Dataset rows
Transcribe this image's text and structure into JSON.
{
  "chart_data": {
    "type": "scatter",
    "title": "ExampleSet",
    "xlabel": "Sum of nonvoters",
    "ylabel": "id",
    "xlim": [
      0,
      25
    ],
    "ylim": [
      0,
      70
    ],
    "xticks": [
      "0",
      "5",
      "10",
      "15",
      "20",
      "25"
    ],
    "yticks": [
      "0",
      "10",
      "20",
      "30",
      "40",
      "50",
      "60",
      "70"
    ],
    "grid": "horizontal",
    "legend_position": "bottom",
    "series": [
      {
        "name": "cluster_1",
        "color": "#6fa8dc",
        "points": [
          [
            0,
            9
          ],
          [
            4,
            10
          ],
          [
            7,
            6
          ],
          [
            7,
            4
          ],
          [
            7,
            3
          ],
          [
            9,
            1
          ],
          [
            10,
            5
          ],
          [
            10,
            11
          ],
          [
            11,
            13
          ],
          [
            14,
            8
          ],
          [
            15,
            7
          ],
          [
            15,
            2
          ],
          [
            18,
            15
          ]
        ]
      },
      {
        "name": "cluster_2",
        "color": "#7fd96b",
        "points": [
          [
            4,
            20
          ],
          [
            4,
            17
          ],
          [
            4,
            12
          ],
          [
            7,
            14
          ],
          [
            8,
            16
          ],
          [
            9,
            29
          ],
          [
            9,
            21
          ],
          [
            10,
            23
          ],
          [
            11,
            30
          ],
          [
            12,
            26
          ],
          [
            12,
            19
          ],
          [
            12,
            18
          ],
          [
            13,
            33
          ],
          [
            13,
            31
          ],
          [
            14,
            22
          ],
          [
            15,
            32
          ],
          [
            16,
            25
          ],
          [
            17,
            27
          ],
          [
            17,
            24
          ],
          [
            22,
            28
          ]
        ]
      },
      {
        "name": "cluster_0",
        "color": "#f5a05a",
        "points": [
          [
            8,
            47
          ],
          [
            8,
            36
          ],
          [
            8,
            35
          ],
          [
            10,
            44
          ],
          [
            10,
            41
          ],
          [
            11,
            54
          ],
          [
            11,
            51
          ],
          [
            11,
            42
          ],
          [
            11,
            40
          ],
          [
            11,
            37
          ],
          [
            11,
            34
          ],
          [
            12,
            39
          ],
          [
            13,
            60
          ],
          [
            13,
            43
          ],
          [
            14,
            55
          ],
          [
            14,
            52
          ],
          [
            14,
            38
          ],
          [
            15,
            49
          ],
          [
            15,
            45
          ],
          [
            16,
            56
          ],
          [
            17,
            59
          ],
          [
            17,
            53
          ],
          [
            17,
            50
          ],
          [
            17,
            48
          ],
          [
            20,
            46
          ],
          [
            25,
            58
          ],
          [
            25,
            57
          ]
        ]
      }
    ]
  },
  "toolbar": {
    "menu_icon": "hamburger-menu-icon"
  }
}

* **EXERCISE OBJECTIVE**:
Looking at the data above, show all lines where the word "name" occurs.

* **CORRECT ANSWER**:
        "name": "cluster_1",
        "name": "cluster_2",
        "name": "cluster_0",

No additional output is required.